■ Task description ■
Report how many lines in the records hold the string "DISTRIBUTION"; give the number and nothing else.

— start —

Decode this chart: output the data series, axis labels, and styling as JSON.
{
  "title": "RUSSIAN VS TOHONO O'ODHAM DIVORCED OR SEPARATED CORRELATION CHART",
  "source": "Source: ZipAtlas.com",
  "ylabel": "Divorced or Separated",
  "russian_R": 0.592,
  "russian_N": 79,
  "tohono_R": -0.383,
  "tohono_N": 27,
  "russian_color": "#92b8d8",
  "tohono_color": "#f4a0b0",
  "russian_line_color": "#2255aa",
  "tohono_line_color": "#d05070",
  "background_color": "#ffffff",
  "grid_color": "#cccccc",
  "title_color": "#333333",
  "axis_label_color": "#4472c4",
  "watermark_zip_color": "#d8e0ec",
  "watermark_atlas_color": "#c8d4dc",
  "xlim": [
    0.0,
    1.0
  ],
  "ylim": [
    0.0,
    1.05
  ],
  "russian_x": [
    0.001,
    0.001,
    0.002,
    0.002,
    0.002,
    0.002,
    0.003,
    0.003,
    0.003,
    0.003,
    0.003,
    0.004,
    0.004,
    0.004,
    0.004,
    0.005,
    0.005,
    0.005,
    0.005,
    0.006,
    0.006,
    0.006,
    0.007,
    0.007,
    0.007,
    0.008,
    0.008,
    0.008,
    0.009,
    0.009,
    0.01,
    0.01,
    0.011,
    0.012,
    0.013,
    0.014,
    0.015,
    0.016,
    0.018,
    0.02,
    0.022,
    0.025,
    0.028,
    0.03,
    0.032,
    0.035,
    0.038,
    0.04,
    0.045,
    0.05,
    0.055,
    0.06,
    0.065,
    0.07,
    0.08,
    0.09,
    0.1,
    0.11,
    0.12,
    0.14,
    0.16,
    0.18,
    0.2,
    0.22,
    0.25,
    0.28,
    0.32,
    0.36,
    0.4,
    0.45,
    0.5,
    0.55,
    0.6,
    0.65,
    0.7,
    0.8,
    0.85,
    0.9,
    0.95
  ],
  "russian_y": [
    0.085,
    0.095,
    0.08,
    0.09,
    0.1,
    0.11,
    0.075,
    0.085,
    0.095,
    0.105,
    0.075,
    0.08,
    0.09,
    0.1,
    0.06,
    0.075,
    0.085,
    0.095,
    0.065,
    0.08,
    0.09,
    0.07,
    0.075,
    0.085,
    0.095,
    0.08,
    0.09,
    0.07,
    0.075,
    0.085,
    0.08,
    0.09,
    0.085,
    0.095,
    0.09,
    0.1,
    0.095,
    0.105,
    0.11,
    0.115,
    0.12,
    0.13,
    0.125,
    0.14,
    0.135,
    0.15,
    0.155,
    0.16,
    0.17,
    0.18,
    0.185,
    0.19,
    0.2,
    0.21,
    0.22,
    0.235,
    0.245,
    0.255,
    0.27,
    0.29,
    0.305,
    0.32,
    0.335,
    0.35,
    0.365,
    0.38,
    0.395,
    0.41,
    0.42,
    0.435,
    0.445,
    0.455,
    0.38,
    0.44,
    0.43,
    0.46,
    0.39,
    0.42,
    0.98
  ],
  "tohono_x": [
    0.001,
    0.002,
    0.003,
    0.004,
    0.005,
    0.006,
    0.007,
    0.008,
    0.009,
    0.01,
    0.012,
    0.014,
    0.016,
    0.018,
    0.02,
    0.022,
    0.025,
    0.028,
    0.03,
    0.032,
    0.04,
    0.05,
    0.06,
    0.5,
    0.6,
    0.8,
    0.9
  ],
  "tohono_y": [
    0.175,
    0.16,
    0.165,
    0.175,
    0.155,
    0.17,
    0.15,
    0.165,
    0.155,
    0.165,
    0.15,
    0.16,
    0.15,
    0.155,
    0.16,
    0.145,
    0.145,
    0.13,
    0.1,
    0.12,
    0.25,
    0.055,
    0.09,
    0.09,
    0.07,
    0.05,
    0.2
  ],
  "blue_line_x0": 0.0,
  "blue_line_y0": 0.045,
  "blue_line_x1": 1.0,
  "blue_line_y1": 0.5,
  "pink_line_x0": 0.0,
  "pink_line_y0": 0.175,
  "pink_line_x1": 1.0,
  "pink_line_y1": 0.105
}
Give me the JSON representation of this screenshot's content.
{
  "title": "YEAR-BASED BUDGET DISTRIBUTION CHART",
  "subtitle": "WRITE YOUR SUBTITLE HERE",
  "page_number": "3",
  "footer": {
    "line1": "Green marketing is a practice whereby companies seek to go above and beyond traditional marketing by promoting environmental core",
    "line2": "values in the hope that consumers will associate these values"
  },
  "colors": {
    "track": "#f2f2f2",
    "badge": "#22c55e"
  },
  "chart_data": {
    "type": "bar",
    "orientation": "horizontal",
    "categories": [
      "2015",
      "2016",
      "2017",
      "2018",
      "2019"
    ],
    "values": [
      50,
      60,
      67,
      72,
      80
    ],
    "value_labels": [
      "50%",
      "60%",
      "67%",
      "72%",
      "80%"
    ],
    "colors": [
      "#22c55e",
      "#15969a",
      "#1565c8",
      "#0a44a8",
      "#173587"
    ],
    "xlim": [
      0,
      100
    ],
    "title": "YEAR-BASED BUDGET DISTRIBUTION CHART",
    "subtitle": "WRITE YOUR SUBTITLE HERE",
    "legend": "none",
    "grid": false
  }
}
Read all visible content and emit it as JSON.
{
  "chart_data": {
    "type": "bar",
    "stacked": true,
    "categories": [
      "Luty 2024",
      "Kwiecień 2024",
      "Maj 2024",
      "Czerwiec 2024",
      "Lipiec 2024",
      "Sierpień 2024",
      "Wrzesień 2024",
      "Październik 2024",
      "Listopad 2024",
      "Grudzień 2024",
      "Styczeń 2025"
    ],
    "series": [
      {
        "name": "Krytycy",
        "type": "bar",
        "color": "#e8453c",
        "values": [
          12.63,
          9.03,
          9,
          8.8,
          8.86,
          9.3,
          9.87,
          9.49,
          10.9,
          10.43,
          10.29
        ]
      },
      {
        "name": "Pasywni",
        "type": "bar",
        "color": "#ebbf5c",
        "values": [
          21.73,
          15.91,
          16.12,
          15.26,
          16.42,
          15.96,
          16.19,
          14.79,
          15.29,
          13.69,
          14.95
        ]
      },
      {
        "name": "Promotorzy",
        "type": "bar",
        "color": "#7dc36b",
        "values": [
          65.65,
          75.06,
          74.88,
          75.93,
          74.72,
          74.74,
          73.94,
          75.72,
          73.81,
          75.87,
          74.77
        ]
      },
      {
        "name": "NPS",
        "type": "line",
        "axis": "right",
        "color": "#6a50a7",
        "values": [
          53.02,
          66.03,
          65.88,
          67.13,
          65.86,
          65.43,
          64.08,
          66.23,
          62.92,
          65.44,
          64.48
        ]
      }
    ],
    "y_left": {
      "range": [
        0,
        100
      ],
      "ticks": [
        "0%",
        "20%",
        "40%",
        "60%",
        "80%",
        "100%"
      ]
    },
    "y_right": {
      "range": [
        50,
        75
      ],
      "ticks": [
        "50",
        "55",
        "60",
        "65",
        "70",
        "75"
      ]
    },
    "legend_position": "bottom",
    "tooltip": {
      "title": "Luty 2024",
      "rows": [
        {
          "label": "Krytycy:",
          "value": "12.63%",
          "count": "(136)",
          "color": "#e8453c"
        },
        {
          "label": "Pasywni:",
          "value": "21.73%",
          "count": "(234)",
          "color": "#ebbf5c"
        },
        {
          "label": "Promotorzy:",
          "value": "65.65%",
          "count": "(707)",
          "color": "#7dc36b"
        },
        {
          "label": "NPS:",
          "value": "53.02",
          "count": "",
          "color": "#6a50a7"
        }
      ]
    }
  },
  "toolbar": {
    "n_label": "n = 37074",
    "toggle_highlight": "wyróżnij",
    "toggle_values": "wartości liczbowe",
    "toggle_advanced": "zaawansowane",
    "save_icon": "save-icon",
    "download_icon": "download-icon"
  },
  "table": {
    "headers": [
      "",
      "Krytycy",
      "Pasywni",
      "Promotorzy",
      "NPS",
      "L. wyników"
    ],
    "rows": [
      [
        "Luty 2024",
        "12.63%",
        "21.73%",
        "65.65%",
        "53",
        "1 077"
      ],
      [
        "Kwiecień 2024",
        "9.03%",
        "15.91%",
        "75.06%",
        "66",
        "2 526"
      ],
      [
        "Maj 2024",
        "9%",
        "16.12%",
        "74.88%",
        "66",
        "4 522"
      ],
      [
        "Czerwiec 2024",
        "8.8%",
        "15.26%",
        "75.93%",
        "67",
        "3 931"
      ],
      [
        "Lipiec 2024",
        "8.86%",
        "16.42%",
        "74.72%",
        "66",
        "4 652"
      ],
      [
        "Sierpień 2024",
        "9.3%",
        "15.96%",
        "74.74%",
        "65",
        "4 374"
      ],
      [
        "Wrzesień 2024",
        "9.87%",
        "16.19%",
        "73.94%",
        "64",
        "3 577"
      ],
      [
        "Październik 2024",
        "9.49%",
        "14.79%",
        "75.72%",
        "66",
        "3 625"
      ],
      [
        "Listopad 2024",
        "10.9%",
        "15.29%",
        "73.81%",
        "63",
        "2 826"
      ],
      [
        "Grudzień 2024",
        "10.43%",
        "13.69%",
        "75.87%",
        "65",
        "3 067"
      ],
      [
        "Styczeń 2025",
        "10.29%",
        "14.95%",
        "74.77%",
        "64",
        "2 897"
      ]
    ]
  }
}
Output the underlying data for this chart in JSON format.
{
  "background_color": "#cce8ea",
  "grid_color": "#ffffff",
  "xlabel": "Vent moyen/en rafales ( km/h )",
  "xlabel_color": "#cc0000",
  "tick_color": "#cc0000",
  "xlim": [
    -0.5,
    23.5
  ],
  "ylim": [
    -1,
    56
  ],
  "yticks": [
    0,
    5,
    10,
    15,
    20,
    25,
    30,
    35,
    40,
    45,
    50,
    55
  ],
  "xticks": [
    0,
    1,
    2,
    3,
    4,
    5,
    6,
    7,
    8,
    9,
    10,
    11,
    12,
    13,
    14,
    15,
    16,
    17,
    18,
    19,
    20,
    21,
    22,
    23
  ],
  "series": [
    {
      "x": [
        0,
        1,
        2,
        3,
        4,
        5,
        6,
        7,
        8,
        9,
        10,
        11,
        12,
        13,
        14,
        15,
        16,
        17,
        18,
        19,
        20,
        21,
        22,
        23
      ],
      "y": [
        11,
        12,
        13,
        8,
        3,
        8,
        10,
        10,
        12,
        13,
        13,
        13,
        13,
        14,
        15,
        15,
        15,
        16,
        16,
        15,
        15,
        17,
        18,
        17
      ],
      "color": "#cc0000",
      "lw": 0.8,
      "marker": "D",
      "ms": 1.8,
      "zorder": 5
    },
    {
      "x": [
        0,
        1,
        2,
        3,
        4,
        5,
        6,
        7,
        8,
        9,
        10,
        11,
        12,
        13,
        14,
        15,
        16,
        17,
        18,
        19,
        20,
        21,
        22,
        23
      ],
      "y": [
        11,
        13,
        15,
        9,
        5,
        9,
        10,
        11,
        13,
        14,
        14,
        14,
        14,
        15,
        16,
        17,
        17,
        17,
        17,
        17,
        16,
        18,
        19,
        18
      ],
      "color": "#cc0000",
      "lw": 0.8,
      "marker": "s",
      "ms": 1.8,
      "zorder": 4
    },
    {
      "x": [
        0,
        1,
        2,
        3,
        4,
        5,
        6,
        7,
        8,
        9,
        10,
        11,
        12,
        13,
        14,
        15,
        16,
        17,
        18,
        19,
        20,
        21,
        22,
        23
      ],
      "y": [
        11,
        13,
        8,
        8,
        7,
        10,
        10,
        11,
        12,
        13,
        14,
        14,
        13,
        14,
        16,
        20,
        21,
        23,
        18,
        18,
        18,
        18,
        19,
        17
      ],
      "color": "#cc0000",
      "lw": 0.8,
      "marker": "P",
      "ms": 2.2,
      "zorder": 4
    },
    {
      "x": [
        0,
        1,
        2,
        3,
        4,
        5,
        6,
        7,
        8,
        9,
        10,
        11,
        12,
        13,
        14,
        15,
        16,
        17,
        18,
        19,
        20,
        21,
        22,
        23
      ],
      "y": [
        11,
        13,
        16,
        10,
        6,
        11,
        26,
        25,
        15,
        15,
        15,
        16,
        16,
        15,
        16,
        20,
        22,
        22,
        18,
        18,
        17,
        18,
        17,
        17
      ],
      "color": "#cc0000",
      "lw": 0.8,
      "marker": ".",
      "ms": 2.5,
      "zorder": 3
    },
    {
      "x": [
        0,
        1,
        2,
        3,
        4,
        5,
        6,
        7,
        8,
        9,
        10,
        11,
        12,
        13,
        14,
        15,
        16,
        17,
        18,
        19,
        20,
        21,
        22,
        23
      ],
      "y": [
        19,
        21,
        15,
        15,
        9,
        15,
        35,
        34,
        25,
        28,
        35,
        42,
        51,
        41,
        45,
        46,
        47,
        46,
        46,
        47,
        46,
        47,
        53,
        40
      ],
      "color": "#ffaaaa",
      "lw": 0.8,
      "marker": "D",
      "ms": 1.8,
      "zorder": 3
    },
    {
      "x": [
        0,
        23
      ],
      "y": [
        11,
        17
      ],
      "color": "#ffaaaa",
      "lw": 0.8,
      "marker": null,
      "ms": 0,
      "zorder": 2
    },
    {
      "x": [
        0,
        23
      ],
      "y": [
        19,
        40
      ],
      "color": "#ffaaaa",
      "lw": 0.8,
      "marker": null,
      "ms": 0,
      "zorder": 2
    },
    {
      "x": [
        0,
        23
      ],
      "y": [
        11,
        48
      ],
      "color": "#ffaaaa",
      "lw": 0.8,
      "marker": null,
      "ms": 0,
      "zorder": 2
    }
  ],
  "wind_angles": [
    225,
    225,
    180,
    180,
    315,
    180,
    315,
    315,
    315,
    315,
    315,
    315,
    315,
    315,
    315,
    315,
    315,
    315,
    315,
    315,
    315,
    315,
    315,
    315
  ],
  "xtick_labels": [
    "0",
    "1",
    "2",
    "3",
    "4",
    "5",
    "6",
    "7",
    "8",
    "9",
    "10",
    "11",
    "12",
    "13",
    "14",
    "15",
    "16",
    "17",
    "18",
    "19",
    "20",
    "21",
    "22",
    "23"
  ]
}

— end —

■ Full response ■
2